--- start ---

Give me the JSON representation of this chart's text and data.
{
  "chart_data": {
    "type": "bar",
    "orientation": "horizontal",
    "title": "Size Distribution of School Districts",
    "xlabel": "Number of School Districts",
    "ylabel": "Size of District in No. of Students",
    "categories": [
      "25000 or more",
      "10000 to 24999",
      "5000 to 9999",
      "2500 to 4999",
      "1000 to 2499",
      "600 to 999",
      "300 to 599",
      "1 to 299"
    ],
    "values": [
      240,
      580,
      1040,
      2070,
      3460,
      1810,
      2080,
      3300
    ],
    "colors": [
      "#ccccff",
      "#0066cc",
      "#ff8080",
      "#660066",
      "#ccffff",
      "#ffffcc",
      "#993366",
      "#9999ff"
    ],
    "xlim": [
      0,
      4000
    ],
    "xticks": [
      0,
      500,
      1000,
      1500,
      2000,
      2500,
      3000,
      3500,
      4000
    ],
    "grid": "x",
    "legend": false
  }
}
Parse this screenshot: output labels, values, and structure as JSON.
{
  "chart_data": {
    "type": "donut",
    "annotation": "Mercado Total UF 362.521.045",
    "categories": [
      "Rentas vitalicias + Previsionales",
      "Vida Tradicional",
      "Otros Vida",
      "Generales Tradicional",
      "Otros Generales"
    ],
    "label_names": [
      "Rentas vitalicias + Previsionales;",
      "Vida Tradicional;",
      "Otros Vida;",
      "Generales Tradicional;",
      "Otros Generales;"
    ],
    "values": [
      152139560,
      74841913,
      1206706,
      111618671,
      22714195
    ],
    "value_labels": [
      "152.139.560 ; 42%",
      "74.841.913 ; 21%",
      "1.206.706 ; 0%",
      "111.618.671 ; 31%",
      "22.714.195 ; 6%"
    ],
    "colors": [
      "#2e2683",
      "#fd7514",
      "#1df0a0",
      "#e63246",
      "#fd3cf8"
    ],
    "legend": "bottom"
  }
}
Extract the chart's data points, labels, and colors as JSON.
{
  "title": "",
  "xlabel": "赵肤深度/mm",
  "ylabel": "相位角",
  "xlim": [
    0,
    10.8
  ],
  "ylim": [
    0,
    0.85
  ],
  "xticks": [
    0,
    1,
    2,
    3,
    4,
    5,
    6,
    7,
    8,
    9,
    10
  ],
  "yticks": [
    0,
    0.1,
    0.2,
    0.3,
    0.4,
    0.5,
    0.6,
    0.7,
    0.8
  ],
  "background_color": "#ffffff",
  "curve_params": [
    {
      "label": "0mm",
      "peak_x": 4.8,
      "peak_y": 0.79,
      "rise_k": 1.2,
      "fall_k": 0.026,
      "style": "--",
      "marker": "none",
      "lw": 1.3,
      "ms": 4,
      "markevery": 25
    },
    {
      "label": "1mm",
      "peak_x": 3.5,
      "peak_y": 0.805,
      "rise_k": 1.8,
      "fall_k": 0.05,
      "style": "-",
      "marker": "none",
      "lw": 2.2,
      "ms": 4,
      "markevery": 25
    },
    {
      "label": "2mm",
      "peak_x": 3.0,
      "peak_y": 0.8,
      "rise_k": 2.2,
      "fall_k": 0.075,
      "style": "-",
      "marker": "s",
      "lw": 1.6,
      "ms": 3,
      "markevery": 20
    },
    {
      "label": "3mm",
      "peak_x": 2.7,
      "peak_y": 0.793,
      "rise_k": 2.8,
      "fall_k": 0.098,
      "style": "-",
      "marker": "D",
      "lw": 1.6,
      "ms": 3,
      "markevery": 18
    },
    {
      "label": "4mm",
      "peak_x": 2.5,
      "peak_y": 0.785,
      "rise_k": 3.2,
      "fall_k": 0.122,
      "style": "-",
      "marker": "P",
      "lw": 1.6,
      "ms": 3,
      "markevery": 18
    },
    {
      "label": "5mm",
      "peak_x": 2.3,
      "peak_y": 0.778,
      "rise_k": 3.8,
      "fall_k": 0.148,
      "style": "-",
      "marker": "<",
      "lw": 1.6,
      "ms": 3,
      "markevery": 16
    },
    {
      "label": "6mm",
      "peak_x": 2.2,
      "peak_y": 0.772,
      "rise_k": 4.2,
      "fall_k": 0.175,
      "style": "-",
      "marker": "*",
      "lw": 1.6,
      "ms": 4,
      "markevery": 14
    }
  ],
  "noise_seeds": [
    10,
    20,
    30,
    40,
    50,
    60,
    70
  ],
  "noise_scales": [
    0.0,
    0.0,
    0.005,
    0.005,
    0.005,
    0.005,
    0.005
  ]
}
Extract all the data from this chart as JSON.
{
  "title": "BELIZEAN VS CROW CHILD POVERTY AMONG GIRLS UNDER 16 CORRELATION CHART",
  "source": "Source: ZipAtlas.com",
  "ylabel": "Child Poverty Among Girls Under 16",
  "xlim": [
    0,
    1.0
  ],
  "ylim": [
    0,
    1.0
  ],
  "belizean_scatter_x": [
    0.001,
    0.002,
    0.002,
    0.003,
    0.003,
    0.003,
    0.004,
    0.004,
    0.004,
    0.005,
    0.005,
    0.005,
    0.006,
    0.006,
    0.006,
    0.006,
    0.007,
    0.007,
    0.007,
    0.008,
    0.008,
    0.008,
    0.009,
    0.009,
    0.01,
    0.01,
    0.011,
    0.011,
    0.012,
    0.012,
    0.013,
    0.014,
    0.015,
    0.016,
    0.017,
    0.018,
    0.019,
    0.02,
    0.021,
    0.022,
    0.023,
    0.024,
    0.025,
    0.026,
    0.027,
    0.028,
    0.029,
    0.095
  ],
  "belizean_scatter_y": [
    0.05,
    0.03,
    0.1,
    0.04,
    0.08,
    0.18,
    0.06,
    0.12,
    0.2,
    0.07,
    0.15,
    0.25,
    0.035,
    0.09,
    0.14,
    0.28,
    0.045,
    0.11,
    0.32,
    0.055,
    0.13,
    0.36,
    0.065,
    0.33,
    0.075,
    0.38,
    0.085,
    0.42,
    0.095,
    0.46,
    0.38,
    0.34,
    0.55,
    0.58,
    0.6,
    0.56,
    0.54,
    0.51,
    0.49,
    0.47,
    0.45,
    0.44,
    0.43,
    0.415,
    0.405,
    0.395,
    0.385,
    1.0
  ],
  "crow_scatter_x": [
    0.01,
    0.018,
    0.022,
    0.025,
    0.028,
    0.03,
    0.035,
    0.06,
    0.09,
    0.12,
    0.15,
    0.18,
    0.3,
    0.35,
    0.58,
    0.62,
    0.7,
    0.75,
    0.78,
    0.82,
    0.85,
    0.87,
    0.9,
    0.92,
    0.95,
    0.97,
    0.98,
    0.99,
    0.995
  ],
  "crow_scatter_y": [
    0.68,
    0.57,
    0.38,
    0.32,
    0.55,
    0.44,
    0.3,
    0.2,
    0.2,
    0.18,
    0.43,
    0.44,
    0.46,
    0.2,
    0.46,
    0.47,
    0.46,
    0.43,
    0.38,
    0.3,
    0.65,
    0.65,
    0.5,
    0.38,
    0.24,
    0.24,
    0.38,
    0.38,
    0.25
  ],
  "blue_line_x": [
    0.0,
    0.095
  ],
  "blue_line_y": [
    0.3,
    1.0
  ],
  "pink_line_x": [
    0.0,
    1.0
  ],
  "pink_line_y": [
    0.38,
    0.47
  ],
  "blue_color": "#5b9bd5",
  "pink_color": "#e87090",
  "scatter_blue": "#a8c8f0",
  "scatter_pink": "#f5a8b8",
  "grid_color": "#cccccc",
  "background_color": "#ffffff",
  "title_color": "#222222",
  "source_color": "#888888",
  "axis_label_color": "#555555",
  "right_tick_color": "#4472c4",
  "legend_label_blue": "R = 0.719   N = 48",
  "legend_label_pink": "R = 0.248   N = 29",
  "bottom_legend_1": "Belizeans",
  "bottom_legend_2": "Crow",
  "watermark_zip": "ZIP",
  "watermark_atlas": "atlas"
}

--- end ---

▸ WHAT IS ASKED
Count every line in the data that contains the word "JSON", then give that count and nothing else.

▸ WORKED ANSWER
4